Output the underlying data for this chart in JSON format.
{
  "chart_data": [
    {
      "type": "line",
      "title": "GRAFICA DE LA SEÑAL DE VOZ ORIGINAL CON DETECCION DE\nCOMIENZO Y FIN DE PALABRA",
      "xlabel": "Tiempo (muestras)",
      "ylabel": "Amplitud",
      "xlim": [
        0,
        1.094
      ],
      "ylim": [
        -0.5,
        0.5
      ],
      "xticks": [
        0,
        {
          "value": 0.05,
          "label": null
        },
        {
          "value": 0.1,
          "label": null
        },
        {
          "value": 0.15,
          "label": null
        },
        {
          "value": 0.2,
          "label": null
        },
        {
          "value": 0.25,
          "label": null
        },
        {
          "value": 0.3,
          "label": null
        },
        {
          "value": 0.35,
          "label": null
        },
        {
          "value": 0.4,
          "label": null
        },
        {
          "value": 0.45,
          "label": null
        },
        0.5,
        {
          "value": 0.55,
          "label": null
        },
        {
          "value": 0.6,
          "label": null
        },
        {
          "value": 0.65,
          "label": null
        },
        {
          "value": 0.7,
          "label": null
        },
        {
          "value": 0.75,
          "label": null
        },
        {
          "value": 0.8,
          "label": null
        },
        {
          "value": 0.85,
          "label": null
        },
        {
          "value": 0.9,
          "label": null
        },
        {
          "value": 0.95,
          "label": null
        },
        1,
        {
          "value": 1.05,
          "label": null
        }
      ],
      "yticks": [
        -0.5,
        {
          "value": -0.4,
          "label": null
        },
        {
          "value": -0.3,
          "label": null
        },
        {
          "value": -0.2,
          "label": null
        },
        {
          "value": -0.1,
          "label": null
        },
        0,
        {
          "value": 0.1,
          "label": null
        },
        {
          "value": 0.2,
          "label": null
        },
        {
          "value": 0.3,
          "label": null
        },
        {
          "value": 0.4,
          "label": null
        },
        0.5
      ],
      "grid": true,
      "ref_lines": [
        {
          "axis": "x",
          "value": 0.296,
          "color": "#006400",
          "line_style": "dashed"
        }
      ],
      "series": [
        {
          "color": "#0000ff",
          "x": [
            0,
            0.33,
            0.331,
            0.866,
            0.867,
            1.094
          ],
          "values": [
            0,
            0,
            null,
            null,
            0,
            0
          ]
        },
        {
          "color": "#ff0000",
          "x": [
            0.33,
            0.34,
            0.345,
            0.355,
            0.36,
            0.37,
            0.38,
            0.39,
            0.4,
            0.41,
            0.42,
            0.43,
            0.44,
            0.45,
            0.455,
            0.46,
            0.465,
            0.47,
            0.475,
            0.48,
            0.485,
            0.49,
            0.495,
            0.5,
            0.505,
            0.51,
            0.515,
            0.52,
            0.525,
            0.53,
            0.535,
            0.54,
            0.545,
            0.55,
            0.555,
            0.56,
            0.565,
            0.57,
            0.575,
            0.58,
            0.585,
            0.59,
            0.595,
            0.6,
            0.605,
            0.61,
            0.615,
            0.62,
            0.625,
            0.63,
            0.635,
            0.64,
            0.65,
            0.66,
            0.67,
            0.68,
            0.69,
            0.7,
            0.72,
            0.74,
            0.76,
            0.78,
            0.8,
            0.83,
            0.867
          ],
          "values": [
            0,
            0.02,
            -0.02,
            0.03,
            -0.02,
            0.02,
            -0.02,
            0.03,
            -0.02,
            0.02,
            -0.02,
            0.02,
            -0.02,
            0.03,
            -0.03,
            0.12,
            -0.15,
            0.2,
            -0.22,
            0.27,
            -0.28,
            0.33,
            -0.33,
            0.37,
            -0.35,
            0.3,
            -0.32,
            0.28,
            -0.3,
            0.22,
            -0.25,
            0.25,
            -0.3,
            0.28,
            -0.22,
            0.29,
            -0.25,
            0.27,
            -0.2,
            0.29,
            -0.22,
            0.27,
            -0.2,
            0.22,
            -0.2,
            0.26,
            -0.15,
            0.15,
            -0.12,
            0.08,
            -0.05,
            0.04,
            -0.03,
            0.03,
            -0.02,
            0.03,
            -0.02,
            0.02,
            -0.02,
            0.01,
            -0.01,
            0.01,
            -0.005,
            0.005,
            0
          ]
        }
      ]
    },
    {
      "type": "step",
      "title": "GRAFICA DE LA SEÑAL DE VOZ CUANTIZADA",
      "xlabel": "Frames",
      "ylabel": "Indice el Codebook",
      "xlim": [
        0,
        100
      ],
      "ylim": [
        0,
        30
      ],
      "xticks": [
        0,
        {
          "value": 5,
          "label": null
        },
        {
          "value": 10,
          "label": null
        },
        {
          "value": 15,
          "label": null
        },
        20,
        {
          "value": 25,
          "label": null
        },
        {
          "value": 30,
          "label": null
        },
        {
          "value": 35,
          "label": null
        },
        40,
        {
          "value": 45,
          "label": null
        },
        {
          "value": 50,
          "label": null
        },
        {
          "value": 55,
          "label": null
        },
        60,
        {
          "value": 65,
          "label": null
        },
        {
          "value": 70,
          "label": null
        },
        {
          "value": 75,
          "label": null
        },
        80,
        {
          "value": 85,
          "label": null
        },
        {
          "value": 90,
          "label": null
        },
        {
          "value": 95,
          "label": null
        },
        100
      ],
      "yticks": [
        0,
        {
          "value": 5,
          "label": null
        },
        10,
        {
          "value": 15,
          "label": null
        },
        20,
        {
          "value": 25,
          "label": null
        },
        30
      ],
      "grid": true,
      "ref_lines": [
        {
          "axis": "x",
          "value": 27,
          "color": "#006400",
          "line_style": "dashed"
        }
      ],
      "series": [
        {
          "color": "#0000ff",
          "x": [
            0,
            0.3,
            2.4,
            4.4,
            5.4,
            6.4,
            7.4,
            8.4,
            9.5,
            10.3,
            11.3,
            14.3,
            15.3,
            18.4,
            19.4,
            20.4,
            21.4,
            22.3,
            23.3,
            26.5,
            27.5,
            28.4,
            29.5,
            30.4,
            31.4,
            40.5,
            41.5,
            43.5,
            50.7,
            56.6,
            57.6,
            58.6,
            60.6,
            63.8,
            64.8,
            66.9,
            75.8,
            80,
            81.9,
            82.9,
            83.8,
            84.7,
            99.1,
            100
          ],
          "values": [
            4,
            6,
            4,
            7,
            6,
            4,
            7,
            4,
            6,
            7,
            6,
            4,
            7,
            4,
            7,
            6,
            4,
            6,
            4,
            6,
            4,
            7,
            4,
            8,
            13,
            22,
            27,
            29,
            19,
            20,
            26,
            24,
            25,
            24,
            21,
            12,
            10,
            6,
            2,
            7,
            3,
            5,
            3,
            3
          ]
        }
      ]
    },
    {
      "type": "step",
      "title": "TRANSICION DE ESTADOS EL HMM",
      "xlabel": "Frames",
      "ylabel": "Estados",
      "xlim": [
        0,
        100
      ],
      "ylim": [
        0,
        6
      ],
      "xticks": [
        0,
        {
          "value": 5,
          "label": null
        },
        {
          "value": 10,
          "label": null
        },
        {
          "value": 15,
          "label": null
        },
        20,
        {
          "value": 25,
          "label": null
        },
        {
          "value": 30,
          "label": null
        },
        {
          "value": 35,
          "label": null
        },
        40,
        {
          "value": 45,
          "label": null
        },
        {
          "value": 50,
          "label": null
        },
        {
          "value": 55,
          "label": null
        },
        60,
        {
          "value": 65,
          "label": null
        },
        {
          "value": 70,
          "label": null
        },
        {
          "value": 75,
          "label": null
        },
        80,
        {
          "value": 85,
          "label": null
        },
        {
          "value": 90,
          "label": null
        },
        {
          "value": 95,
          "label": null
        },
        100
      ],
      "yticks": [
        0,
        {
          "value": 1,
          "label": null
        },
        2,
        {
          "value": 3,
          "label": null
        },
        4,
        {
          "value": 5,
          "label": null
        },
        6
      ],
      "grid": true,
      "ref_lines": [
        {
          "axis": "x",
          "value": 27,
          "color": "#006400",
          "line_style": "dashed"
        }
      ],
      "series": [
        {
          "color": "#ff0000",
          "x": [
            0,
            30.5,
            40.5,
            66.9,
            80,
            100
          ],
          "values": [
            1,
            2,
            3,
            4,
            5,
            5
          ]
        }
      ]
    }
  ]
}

→ **Required work**
Each line that holds the word "SEÑAL" is to be copied.

→ **Task output**
      "title": "GRAFICA DE LA SEÑAL DE VOZ ORIGINAL CON DETECCION DE\nCOMIENZO Y FIN DE PALABRA",
      "title": "GRAFICA DE LA SEÑAL DE VOZ CUANTIZADA",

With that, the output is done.